The Pennsylvania Supreme Court spelled out how the Trump campaign’s observer, Jeremy Mercer, was able to do everything he was allowed under the law when he was observing the absentee ballot processing in Philadelphia. This factual record undercuts core claims the Trump campaign is still trying to make in court.
Mercer had complained he couldn’t see signature declarations or other markings on envelopes, but the court said he would have only needed that information if his “primary motivation” was to challenge individual ballots — which he, as an observer, was not allowed to do under the state law.
“Specifically, Attorney Mercer witnessed Board employees inspecting the back of ballot envelopes containing the voter’s declaration, before sending them on for processing; witnessed ballots being removed from their secrecy envelopes, and naked ballots which had been delivered to the Board without a secrecy envelope being segregated from ballots which arrived within such envelopes; saw that the ballot processing methods utilized by the Board were not destroying the ballot envelopes containing the voter’s declaration; and perceived that the ballot secrecy envelopes were being preserved during their processing,” the Pennsylvania Supreme Court wrote in its opinion.
“As found by the trial court, Attorney Mercer was able to appropriately observe that the Board’s employees were performing their duties under the Election Code.”
All seven justices disagreed with the Trump campaign’s suspicions of fraud and legal arguments aiming throw out potentially thousands of votes after the fact.

> [TASKS]:
1) Could you rewrite the court ruling passage, everything from "All seven justices" down to "after the fact.", changing "suspicions" to "allegations"?
2) Can you write what comes next in the passage on the Pennsylvania Supreme Court ruling, picking up after its final sentence?
The records that follow were taken from a separate source.

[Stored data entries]
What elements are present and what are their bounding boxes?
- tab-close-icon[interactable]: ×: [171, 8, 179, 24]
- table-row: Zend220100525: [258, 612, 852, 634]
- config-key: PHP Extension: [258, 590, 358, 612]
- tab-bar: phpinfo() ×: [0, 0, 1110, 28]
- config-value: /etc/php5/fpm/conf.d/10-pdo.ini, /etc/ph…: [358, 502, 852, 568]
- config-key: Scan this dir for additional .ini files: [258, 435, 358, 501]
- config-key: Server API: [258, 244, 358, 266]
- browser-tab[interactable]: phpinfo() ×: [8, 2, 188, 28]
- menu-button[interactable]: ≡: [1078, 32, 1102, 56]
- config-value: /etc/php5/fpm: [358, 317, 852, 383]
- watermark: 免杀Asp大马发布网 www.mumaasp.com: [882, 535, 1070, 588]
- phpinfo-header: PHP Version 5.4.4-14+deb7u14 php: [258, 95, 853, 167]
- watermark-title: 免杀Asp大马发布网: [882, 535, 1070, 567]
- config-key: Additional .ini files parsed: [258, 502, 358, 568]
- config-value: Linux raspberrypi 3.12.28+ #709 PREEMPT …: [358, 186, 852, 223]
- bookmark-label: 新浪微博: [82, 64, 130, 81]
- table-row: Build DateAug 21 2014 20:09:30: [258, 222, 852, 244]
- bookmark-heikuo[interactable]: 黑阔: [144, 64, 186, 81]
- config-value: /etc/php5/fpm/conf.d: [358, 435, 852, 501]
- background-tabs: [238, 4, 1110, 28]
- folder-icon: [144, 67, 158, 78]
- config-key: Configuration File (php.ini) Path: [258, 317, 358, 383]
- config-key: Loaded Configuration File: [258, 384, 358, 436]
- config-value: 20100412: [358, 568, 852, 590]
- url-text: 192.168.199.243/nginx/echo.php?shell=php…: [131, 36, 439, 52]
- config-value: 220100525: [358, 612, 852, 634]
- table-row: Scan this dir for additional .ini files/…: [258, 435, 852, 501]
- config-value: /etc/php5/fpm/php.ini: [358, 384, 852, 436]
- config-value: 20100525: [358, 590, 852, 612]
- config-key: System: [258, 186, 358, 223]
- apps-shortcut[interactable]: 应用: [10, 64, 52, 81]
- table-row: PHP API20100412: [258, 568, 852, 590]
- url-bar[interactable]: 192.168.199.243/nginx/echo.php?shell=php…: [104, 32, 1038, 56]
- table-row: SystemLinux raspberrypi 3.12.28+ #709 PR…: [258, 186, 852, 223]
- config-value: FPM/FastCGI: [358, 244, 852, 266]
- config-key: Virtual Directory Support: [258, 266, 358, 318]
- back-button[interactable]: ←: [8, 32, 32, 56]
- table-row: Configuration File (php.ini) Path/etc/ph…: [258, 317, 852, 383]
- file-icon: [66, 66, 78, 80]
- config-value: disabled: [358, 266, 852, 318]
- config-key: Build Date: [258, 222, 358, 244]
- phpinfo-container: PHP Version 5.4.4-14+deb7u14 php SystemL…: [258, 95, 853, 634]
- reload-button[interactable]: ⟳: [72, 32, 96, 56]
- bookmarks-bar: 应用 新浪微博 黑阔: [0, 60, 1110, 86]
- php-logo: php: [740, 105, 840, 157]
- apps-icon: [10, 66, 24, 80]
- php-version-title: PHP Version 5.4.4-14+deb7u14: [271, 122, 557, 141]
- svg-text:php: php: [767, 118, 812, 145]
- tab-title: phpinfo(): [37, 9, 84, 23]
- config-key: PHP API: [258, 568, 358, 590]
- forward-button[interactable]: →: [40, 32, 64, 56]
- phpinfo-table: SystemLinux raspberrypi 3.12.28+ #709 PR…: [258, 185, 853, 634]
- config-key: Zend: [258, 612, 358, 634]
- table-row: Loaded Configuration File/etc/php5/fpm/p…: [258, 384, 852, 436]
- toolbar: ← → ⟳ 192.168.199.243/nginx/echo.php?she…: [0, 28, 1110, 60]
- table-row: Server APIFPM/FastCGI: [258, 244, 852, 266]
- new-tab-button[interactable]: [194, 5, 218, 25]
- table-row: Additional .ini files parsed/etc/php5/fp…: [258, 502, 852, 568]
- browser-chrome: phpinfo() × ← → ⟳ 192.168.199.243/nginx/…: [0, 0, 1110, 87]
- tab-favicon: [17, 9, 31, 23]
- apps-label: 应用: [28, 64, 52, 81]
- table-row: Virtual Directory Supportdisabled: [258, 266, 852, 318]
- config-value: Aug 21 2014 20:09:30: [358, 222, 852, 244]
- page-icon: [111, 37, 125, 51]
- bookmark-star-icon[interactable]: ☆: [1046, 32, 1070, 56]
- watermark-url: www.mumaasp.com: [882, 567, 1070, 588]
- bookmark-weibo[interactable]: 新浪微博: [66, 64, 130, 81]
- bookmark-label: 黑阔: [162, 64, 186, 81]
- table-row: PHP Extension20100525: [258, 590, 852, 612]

> [ANSWERS TO THE EXERCISE]:
1)
All seven justices disagreed with the Trump campaign’s allegations of fraud and legal arguments aiming throw out potentially thousands of votes after the fact.

2)
The chief justice of the Pennsylvania Supreme Court, Republican Thomas Saylor, wrote that the Trump campaign’s apparent aim to throw out votes would be disenfranchisement.
Saylor wrote in his dissent that he “fail[ed] to see that there is a real issue here.”
He pointed out that issues over how an election is administered could largely be addressed by courts before the election, and even by trial courts early during ballot counting — not well after, as the Trump campaign has tried to do.
“There have been, and will always be, some localized irregularities,” Saylor wrote of elections. “This is why courts are open throughout the election cycle, as here, to remedy these just as quickly as possible. It is also one of the reasons why we have a Commonwealth Court, with expertise in election matters, and organized to act expeditiously via single-judge consideration. … Short of demonstrated fraud, the notion that presumptively valid ballots cast by the Pennsylvania electorate would be disregarded based on isolated procedural irregularities that have been redressed — thus disenfranchising potentially thousands of voters — is misguided.”
Saylor and another justice, Sallie Updike Mundy, split with the rest of the court because they believed the case was now moot since ballot processing in Philadelphia is nearly complete, according to Saylor’s dissent.
Trump’s most sweeping election case in Michigan has had its own set of hiccups in recent days. The federal judge on Tuesday morning pointed out that the Trump campaign’s lawyers hadn’t taken steps to move their case along quickly. Judge Janet Neff wrote in a court order that the Trump campaign didn’t serve the lawsuit to the defendants, Michigan’s Secretary of State and Wayne County election officials, nor had it asked for the court to consider its case an emergency.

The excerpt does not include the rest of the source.